**The task:**
The response should contain every record, reproduced exactly.

----- Data

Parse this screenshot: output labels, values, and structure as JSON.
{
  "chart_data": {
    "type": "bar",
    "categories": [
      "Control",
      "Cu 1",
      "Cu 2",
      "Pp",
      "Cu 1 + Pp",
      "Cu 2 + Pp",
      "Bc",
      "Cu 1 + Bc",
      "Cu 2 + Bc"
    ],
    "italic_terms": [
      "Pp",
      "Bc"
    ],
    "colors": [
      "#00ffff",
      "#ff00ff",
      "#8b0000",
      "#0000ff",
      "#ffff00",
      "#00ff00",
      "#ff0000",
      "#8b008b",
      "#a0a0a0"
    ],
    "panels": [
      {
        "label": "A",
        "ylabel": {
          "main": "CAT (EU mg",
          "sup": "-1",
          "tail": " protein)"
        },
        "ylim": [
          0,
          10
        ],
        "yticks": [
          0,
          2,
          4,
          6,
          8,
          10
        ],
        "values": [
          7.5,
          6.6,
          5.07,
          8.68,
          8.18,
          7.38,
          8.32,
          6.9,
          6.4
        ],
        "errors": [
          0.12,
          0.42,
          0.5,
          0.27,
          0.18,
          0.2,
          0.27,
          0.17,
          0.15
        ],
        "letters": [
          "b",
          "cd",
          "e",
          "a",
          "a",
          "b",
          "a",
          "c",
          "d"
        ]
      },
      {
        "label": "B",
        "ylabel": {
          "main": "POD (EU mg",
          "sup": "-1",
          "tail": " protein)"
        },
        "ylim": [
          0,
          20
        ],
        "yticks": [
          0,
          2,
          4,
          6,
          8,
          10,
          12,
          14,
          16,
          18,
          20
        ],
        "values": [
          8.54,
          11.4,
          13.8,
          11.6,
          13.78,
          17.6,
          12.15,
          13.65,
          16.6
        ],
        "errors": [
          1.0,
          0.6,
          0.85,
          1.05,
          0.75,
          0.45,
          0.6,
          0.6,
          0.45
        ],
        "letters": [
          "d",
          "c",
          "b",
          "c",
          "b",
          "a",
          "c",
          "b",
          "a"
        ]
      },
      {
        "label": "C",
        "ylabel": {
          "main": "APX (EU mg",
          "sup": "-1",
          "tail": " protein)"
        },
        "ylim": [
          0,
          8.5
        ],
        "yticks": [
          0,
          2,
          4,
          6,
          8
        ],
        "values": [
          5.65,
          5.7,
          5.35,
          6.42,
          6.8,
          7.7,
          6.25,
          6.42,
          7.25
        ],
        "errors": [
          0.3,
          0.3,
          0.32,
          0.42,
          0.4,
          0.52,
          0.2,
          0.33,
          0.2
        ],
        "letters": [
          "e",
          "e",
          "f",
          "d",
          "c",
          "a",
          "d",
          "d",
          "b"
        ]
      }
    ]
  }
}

----------

**Answer to this exercise:**
Parse this screenshot: output labels, values, and structure as JSON.
{
  "chart_data": {
    "type": "bar",
    "categories": [
      "Control",
      "Cu 1",
      "Cu 2",
      "Pp",
      "Cu 1 + Pp",
      "Cu 2 + Pp",
      "Bc",
      "Cu 1 + Bc",
      "Cu 2 + Bc"
    ],
    "italic_terms": [
      "Pp",
      "Bc"
    ],
    "colors": [
      "#00ffff",
      "#ff00ff",
      "#8b0000",
      "#0000ff",
      "#ffff00",
      "#00ff00",
      "#ff0000",
      "#8b008b",
      "#a0a0a0"
    ],
    "panels": [
      {
        "label": "A",
        "ylabel": {
          "main": "CAT (EU mg",
          "sup": "-1",
          "tail": " protein)"
        },
        "ylim": [
          0,
          10
        ],
        "yticks": [
          0,
          2,
          4,
          6,
          8,
          10
        ],
        "values": [
          7.5,
          6.6,
          5.07,
          8.68,
          8.18,
          7.38,
          8.32,
          6.9,
          6.4
        ],
        "errors": [
          0.12,
          0.42,
          0.5,
          0.27,
          0.18,
          0.2,
          0.27,
          0.17,
          0.15
        ],
        "letters": [
          "b",
          "cd",
          "e",
          "a",
          "a",
          "b",
          "a",
          "c",
          "d"
        ]
      },
      {
        "label": "B",
        "ylabel": {
          "main": "POD (EU mg",
          "sup": "-1",
          "tail": " protein)"
        },
        "ylim": [
          0,
          20
        ],
        "yticks": [
          0,
          2,
          4,
          6,
          8,
          10,
          12,
          14,
          16,
          18,
          20
        ],
        "values": [
          8.54,
          11.4,
          13.8,
          11.6,
          13.78,
          17.6,
          12.15,
          13.65,
          16.6
        ],
        "errors": [
          1.0,
          0.6,
          0.85,
          1.05,
          0.75,
          0.45,
          0.6,
          0.6,
          0.45
        ],
        "letters": [
          "d",
          "c",
          "b",
          "c",
          "b",
          "a",
          "c",
          "b",
          "a"
        ]
      },
      {
        "label": "C",
        "ylabel": {
          "main": "APX (EU mg",
          "sup": "-1",
          "tail": " protein)"
        },
        "ylim": [
          0,
          8.5
        ],
        "yticks": [
          0,
          2,
          4,
          6,
          8
        ],
        "values": [
          5.65,
          5.7,
          5.35,
          6.42,
          6.8,
          7.7,
          6.25,
          6.42,
          7.25
        ],
        "errors": [
          0.3,
          0.3,
          0.32,
          0.42,
          0.4,
          0.52,
          0.2,
          0.33,
          0.2
        ],
        "letters": [
          "e",
          "e",
          "f",
          "d",
          "c",
          "a",
          "d",
          "d",
          "b"
        ]
      }
    ]
  }
}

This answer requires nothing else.